## start Task material
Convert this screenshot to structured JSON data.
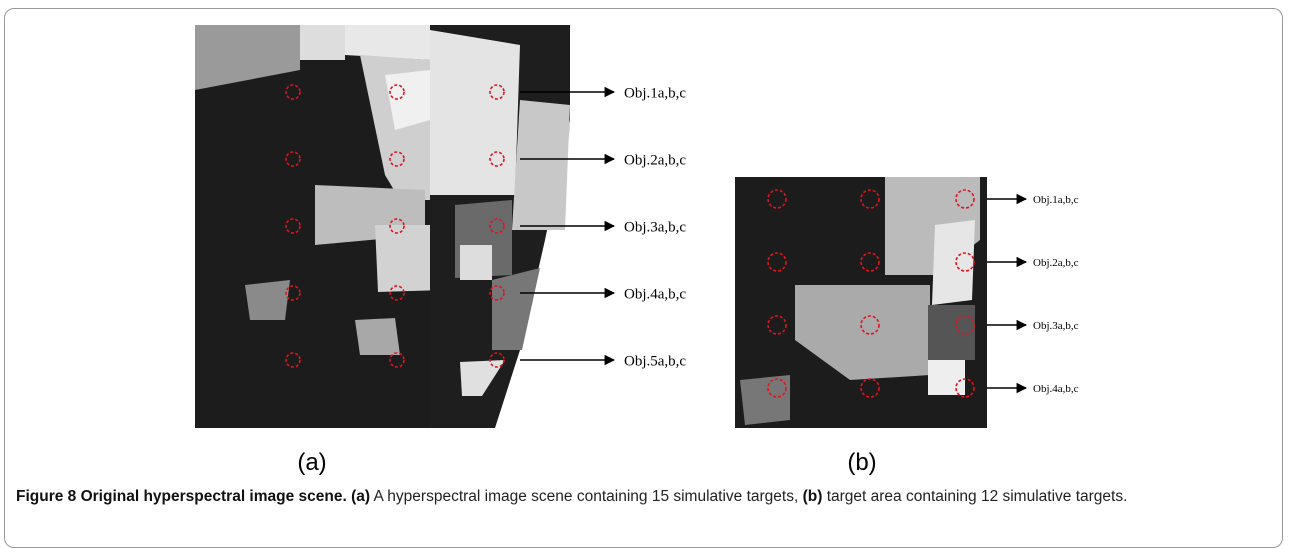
{
  "figure": {
    "panels": [
      {
        "label": "(a)",
        "objects": [
          "Obj.1a,b,c",
          "Obj.2a,b,c",
          "Obj.3a,b,c",
          "Obj.4a,b,c",
          "Obj.5a,b,c"
        ]
      },
      {
        "label": "(b)",
        "objects": [
          "Obj.1a,b,c",
          "Obj.2a,b,c",
          "Obj.3a,b,c",
          "Obj.4a,b,c"
        ]
      }
    ],
    "caption": {
      "title": "Figure 8 Original hyperspectral image scene.",
      "parts": [
        {
          "tag": "(a)",
          "text": "A hyperspectral image scene containing 15 simulative targets,"
        },
        {
          "tag": "(b)",
          "text": "target area containing 12 simulative targets."
        }
      ]
    }
  }
}
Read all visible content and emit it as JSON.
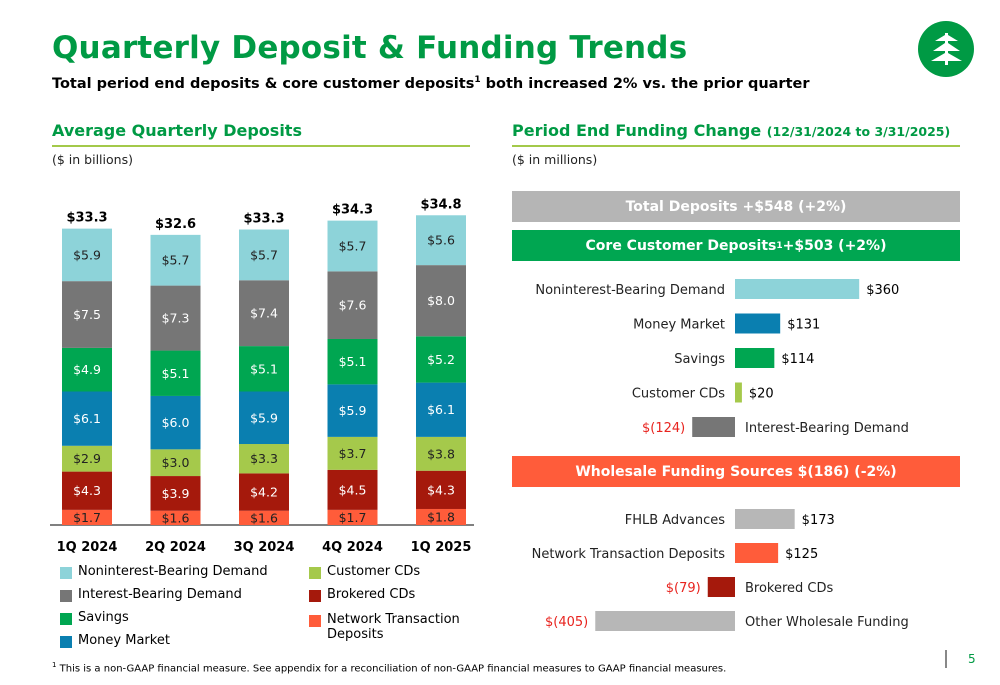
{
  "header": {
    "title": "Quarterly Deposit & Funding Trends",
    "subtitle": "Total period end deposits & core customer deposits",
    "subtitle_sup": "1",
    "subtitle_end": " both increased 2% vs. the prior quarter"
  },
  "left_section": {
    "heading": "Average Quarterly Deposits",
    "unit": "($ in billions)"
  },
  "right_section": {
    "heading": "Period End Funding Change",
    "heading_note": "(12/31/2024 to 3/31/2025)",
    "unit": "($ in millions)"
  },
  "colors": {
    "brand_green": "#009a44",
    "rule_green": "#a3c94a",
    "noninterest_bearing_demand": "#8dd3d9",
    "interest_bearing_demand": "#767676",
    "savings": "#00a651",
    "money_market": "#0a7fb0",
    "customer_cds": "#a5c94b",
    "brokered_cds": "#a5190c",
    "network_transaction_deposits": "#ff5c3a",
    "fhlb_advances": "#b7b7b7",
    "other_wholesale_funding": "#b7b7b7",
    "negative_value_text": "#e8241f",
    "total_deposits_banner": "#b5b5b5",
    "core_banner": "#00a651",
    "wholesale_banner": "#ff5c3a"
  },
  "chart_data": [
    {
      "type": "bar",
      "stacked": true,
      "categories": [
        "1Q 2024",
        "2Q 2024",
        "3Q 2024",
        "4Q 2024",
        "1Q 2025"
      ],
      "totals": [
        "$33.3",
        "$32.6",
        "$33.3",
        "$34.3",
        "$34.8"
      ],
      "total_values": [
        33.3,
        32.6,
        33.3,
        34.3,
        34.8
      ],
      "series": [
        {
          "name": "Network Transaction Deposits",
          "color_key": "network_transaction_deposits",
          "values": [
            1.7,
            1.6,
            1.6,
            1.7,
            1.8
          ],
          "labels": [
            "$1.7",
            "$1.6",
            "$1.6",
            "$1.7",
            "$1.8"
          ]
        },
        {
          "name": "Brokered CDs",
          "color_key": "brokered_cds",
          "values": [
            4.3,
            3.9,
            4.2,
            4.5,
            4.3
          ],
          "labels": [
            "$4.3",
            "$3.9",
            "$4.2",
            "$4.5",
            "$4.3"
          ]
        },
        {
          "name": "Customer CDs",
          "color_key": "customer_cds",
          "values": [
            2.9,
            3.0,
            3.3,
            3.7,
            3.8
          ],
          "labels": [
            "$2.9",
            "$3.0",
            "$3.3",
            "$3.7",
            "$3.8"
          ]
        },
        {
          "name": "Money Market",
          "color_key": "money_market",
          "values": [
            6.1,
            6.0,
            5.9,
            5.9,
            6.1
          ],
          "labels": [
            "$6.1",
            "$6.0",
            "$5.9",
            "$5.9",
            "$6.1"
          ]
        },
        {
          "name": "Savings",
          "color_key": "savings",
          "values": [
            4.9,
            5.1,
            5.1,
            5.1,
            5.2
          ],
          "labels": [
            "$4.9",
            "$5.1",
            "$5.1",
            "$5.1",
            "$5.2"
          ]
        },
        {
          "name": "Interest-Bearing Demand",
          "color_key": "interest_bearing_demand",
          "values": [
            7.5,
            7.3,
            7.4,
            7.6,
            8.0
          ],
          "labels": [
            "$7.5",
            "$7.3",
            "$7.4",
            "$7.6",
            "$8.0"
          ]
        },
        {
          "name": "Noninterest-Bearing Demand",
          "color_key": "noninterest_bearing_demand",
          "values": [
            5.9,
            5.7,
            5.7,
            5.7,
            5.6
          ],
          "labels": [
            "$5.9",
            "$5.7",
            "$5.7",
            "$5.7",
            "$5.6"
          ]
        }
      ],
      "legend": [
        {
          "name": "Noninterest-Bearing Demand",
          "color_key": "noninterest_bearing_demand"
        },
        {
          "name": "Interest-Bearing Demand",
          "color_key": "interest_bearing_demand"
        },
        {
          "name": "Savings",
          "color_key": "savings"
        },
        {
          "name": "Money Market",
          "color_key": "money_market"
        },
        {
          "name": "Customer CDs",
          "color_key": "customer_cds"
        },
        {
          "name": "Brokered CDs",
          "color_key": "brokered_cds"
        },
        {
          "name": "Network Transaction Deposits",
          "color_key": "network_transaction_deposits"
        }
      ]
    },
    {
      "type": "bar",
      "orientation": "horizontal",
      "group_banner_top": "Total Deposits +$548 (+2%)",
      "group_banner": "Core Customer Deposits",
      "group_banner_sup": "1",
      "group_banner_end": " +$503 (+2%)",
      "items": [
        {
          "name": "Noninterest-Bearing Demand",
          "value": 360,
          "label": "$360",
          "color_key": "noninterest_bearing_demand"
        },
        {
          "name": "Money Market",
          "value": 131,
          "label": "$131",
          "color_key": "money_market"
        },
        {
          "name": "Savings",
          "value": 114,
          "label": "$114",
          "color_key": "savings"
        },
        {
          "name": "Customer CDs",
          "value": 20,
          "label": "$20",
          "color_key": "customer_cds"
        },
        {
          "name": "Interest-Bearing Demand",
          "value": -124,
          "label": "$(124)",
          "color_key": "interest_bearing_demand"
        }
      ]
    },
    {
      "type": "bar",
      "orientation": "horizontal",
      "group_banner": "Wholesale Funding Sources $(186) (-2%)",
      "items": [
        {
          "name": "FHLB Advances",
          "value": 173,
          "label": "$173",
          "color_key": "fhlb_advances"
        },
        {
          "name": "Network Transaction Deposits",
          "value": 125,
          "label": "$125",
          "color_key": "network_transaction_deposits"
        },
        {
          "name": "Brokered CDs",
          "value": -79,
          "label": "$(79)",
          "color_key": "brokered_cds"
        },
        {
          "name": "Other Wholesale Funding",
          "value": -405,
          "label": "$(405)",
          "color_key": "other_wholesale_funding"
        }
      ]
    }
  ],
  "footer": {
    "footnote_sup": "1",
    "footnote": " This is a non-GAAP financial measure. See appendix for a reconciliation of non-GAAP financial measures to GAAP financial measures.",
    "page_number": "5"
  }
}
## end Task material
Description of the task:
Your job is to transcribe the entries above exactly; skip the pictures.

Result of the exercise:
Convert this screenshot to structured JSON data.
{
  "figure": {
    "panels": [
      {
        "label": "(a)",
        "objects": [
          "Obj.1a,b,c",
          "Obj.2a,b,c",
          "Obj.3a,b,c",
          "Obj.4a,b,c",
          "Obj.5a,b,c"
        ]
      },
      {
        "label": "(b)",
        "objects": [
          "Obj.1a,b,c",
          "Obj.2a,b,c",
          "Obj.3a,b,c",
          "Obj.4a,b,c"
        ]
      }
    ],
    "caption": {
      "title": "Figure 8 Original hyperspectral image scene.",
      "parts": [
        {
          "tag": "(a)",
          "text": "A hyperspectral image scene containing 15 simulative targets,"
        },
        {
          "tag": "(b)",
          "text": "target area containing 12 simulative targets."
        }
      ]
    }
  }
}
Read all visible content and emit it as JSON.
{
  "header": {
    "title": "Quarterly Deposit & Funding Trends",
    "subtitle": "Total period end deposits & core customer deposits",
    "subtitle_sup": "1",
    "subtitle_end": " both increased 2% vs. the prior quarter"
  },
  "left_section": {
    "heading": "Average Quarterly Deposits",
    "unit": "($ in billions)"
  },
  "right_section": {
    "heading": "Period End Funding Change",
    "heading_note": "(12/31/2024 to 3/31/2025)",
    "unit": "($ in millions)"
  },
  "colors": {
    "brand_green": "#009a44",
    "rule_green": "#a3c94a",
    "noninterest_bearing_demand": "#8dd3d9",
    "interest_bearing_demand": "#767676",
    "savings": "#00a651",
    "money_market": "#0a7fb0",
    "customer_cds": "#a5c94b",
    "brokered_cds": "#a5190c",
    "network_transaction_deposits": "#ff5c3a",
    "fhlb_advances": "#b7b7b7",
    "other_wholesale_funding": "#b7b7b7",
    "negative_value_text": "#e8241f",
    "total_deposits_banner": "#b5b5b5",
    "core_banner": "#00a651",
    "wholesale_banner": "#ff5c3a"
  },
  "chart_data": [
    {
      "type": "bar",
      "stacked": true,
      "categories": [
        "1Q 2024",
        "2Q 2024",
        "3Q 2024",
        "4Q 2024",
        "1Q 2025"
      ],
      "totals": [
        "$33.3",
        "$32.6",
        "$33.3",
        "$34.3",
        "$34.8"
      ],
      "total_values": [
        33.3,
        32.6,
        33.3,
        34.3,
        34.8
      ],
      "series": [
        {
          "name": "Network Transaction Deposits",
          "color_key": "network_transaction_deposits",
          "values": [
            1.7,
            1.6,
            1.6,
            1.7,
            1.8
          ],
          "labels": [
            "$1.7",
            "$1.6",
            "$1.6",
            "$1.7",
            "$1.8"
          ]
        },
        {
          "name": "Brokered CDs",
          "color_key": "brokered_cds",
          "values": [
            4.3,
            3.9,
            4.2,
            4.5,
            4.3
          ],
          "labels": [
            "$4.3",
            "$3.9",
            "$4.2",
            "$4.5",
            "$4.3"
          ]
        },
        {
          "name": "Customer CDs",
          "color_key": "customer_cds",
          "values": [
            2.9,
            3.0,
            3.3,
            3.7,
            3.8
          ],
          "labels": [
            "$2.9",
            "$3.0",
            "$3.3",
            "$3.7",
            "$3.8"
          ]
        },
        {
          "name": "Money Market",
          "color_key": "money_market",
          "values": [
            6.1,
            6.0,
            5.9,
            5.9,
            6.1
          ],
          "labels": [
            "$6.1",
            "$6.0",
            "$5.9",
            "$5.9",
            "$6.1"
          ]
        },
        {
          "name": "Savings",
          "color_key": "savings",
          "values": [
            4.9,
            5.1,
            5.1,
            5.1,
            5.2
          ],
          "labels": [
            "$4.9",
            "$5.1",
            "$5.1",
            "$5.1",
            "$5.2"
          ]
        },
        {
          "name": "Interest-Bearing Demand",
          "color_key": "interest_bearing_demand",
          "values": [
            7.5,
            7.3,
            7.4,
            7.6,
            8.0
          ],
          "labels": [
            "$7.5",
            "$7.3",
            "$7.4",
            "$7.6",
            "$8.0"
          ]
        },
        {
          "name": "Noninterest-Bearing Demand",
          "color_key": "noninterest_bearing_demand",
          "values": [
            5.9,
            5.7,
            5.7,
            5.7,
            5.6
          ],
          "labels": [
            "$5.9",
            "$5.7",
            "$5.7",
            "$5.7",
            "$5.6"
          ]
        }
      ],
      "legend": [
        {
          "name": "Noninterest-Bearing Demand",
          "color_key": "noninterest_bearing_demand"
        },
        {
          "name": "Interest-Bearing Demand",
          "color_key": "interest_bearing_demand"
        },
        {
          "name": "Savings",
          "color_key": "savings"
        },
        {
          "name": "Money Market",
          "color_key": "money_market"
        },
        {
          "name": "Customer CDs",
          "color_key": "customer_cds"
        },
        {
          "name": "Brokered CDs",
          "color_key": "brokered_cds"
        },
        {
          "name": "Network Transaction Deposits",
          "color_key": "network_transaction_deposits"
        }
      ]
    },
    {
      "type": "bar",
      "orientation": "horizontal",
      "group_banner_top": "Total Deposits +$548 (+2%)",
      "group_banner": "Core Customer Deposits",
      "group_banner_sup": "1",
      "group_banner_end": " +$503 (+2%)",
      "items": [
        {
          "name": "Noninterest-Bearing Demand",
          "value": 360,
          "label": "$360",
          "color_key": "noninterest_bearing_demand"
        },
        {
          "name": "Money Market",
          "value": 131,
          "label": "$131",
          "color_key": "money_market"
        },
        {
          "name": "Savings",
          "value": 114,
          "label": "$114",
          "color_key": "savings"
        },
        {
          "name": "Customer CDs",
          "value": 20,
          "label": "$20",
          "color_key": "customer_cds"
        },
        {
          "name": "Interest-Bearing Demand",
          "value": -124,
          "label": "$(124)",
          "color_key": "interest_bearing_demand"
        }
      ]
    },
    {
      "type": "bar",
      "orientation": "horizontal",
      "group_banner": "Wholesale Funding Sources $(186) (-2%)",
      "items": [
        {
          "name": "FHLB Advances",
          "value": 173,
          "label": "$173",
          "color_key": "fhlb_advances"
        },
        {
          "name": "Network Transaction Deposits",
          "value": 125,
          "label": "$125",
          "color_key": "network_transaction_deposits"
        },
        {
          "name": "Brokered CDs",
          "value": -79,
          "label": "$(79)",
          "color_key": "brokered_cds"
        },
        {
          "name": "Other Wholesale Funding",
          "value": -405,
          "label": "$(405)",
          "color_key": "other_wholesale_funding"
        }
      ]
    }
  ],
  "footer": {
    "footnote_sup": "1",
    "footnote": " This is a non-GAAP financial measure. See appendix for a reconciliation of non-GAAP financial measures to GAAP financial measures.",
    "page_number": "5"
  }
}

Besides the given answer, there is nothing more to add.